##### THE INPUT
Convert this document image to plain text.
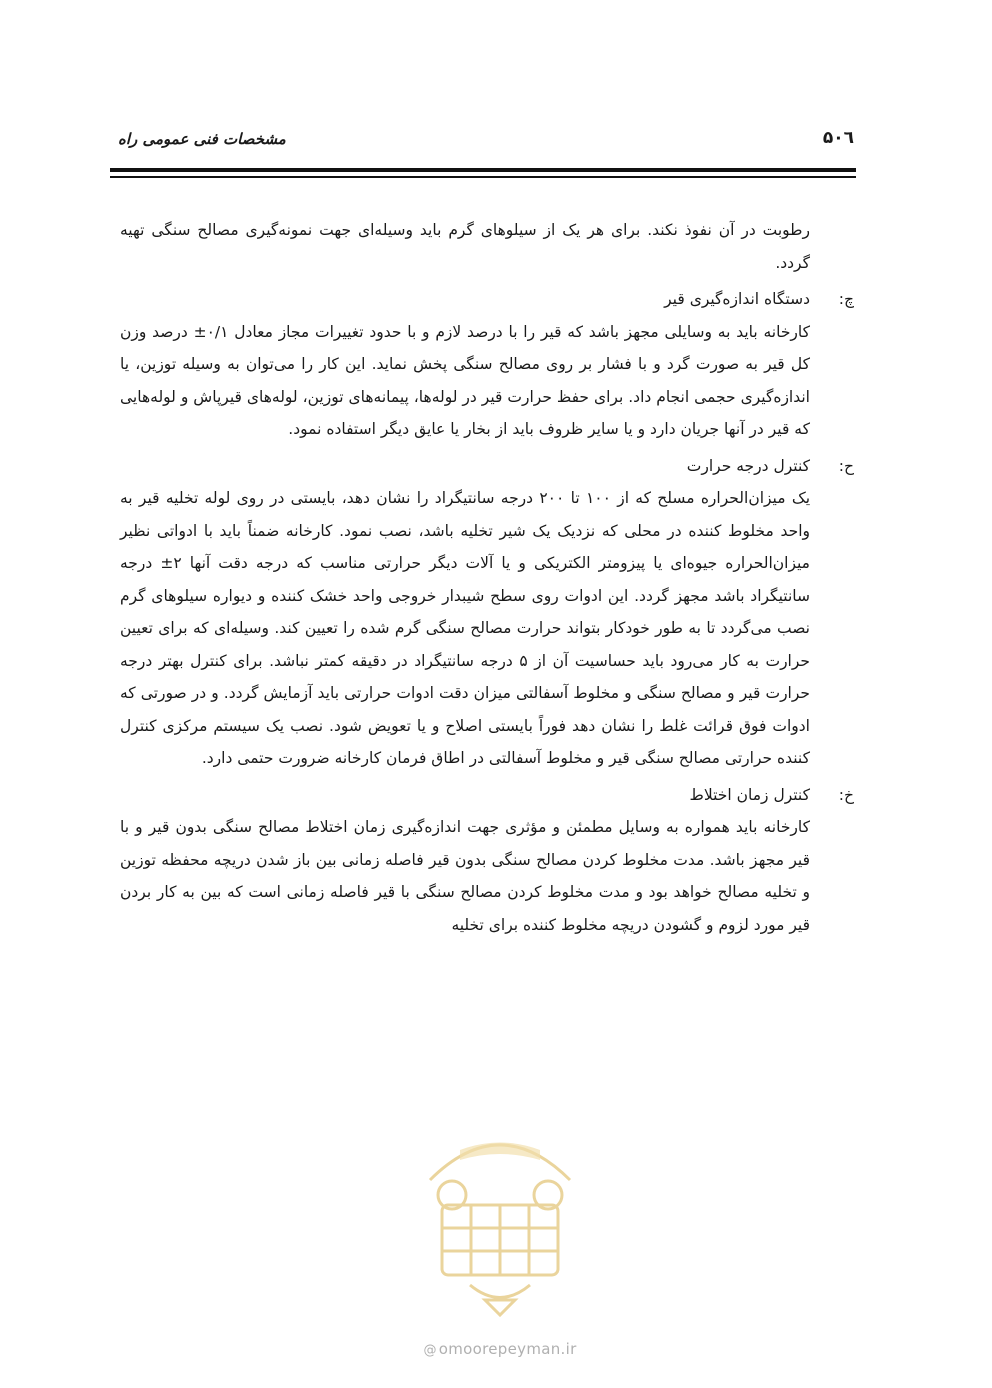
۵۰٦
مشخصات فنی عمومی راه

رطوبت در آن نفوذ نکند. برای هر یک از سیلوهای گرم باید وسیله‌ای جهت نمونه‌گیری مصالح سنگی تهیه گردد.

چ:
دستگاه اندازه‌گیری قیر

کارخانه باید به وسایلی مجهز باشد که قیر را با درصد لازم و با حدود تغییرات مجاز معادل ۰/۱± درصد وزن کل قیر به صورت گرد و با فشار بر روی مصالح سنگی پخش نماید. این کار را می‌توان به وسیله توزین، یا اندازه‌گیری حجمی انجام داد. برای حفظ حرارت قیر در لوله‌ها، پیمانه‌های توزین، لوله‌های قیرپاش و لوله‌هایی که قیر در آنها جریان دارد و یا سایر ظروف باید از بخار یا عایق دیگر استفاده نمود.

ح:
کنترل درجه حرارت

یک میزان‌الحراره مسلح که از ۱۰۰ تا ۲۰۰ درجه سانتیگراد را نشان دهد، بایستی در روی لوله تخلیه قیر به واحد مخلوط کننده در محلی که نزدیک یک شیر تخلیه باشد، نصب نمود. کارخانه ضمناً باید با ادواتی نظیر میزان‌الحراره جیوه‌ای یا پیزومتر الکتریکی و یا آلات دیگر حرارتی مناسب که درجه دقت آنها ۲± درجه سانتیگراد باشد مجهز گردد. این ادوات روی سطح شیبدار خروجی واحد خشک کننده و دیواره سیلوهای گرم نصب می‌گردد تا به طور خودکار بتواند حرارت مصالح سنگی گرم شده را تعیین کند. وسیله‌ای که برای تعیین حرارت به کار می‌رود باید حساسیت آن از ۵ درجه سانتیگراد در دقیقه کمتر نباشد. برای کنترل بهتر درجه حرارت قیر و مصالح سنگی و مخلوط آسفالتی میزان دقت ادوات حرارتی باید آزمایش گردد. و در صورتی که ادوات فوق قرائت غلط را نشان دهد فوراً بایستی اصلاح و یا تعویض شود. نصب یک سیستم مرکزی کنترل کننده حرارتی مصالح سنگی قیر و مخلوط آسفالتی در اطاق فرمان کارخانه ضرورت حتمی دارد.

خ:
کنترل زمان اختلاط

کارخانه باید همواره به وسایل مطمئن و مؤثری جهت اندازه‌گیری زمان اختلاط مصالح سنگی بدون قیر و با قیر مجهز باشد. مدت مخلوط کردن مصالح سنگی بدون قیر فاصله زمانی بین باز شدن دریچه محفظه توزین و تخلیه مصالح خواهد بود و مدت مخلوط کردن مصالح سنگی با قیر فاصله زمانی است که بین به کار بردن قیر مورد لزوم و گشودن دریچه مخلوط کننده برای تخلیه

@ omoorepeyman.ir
##########
▶ **WORK INSTRUCTIONS**:
Scan the material above. Copy each line that holds the word "دارد".

▶ **ANSWER FOR THE TASK**:
کارخانه باید به وسایلی مجهز باشد که قیر را با درصد لازم و با حدود تغییرات مجاز معادل ۰/۱± درصد وزن کل قیر به صورت گرد و با فشار بر روی مصالح سنگی پخش نماید. این کار را می‌توان به وسیله توزین، یا اندازه‌گیری حجمی انجام داد. برای حفظ حرارت قیر در لوله‌ها، پیمانه‌های توزین، لوله‌های قیرپاش و لوله‌هایی که قیر در آنها جریان دارد و یا سایر ظروف باید از بخار یا عایق دیگر استفاده نمود.
یک میزان‌الحراره مسلح که از ۱۰۰ تا ۲۰۰ درجه سانتیگراد را نشان دهد، بایستی در روی لوله تخلیه قیر به واحد مخلوط کننده در محلی که نزدیک یک شیر تخلیه باشد، نصب نمود. کارخانه ضمناً باید با ادواتی نظیر میزان‌الحراره جیوه‌ای یا پیزومتر الکتریکی و یا آلات دیگر حرارتی مناسب که درجه دقت آنها ۲± درجه سانتیگراد باشد مجهز گردد. این ادوات روی سطح شیبدار خروجی واحد خشک کننده و دیواره سیلوهای گرم نصب می‌گردد تا به طور خودکار بتواند حرارت مصالح سنگی گرم شده را تعیین کند. وسیله‌ای که برای تعیین حرارت به کار می‌رود باید حساسیت آن از ۵ درجه سانتیگراد در دقیقه کمتر نباشد. برای کنترل بهتر درجه حرارت قیر و مصالح سنگی و مخلوط آسفالتی میزان دقت ادوات حرارتی باید آزمایش گردد. و در صورتی که ادوات فوق قرائت غلط را نشان دهد فوراً بایستی اصلاح و یا تعویض شود. نصب یک سیستم مرکزی کنترل کننده حرارتی مصالح سنگی قیر و مخلوط آسفالتی در اطاق فرمان کارخانه ضرورت حتمی دارد.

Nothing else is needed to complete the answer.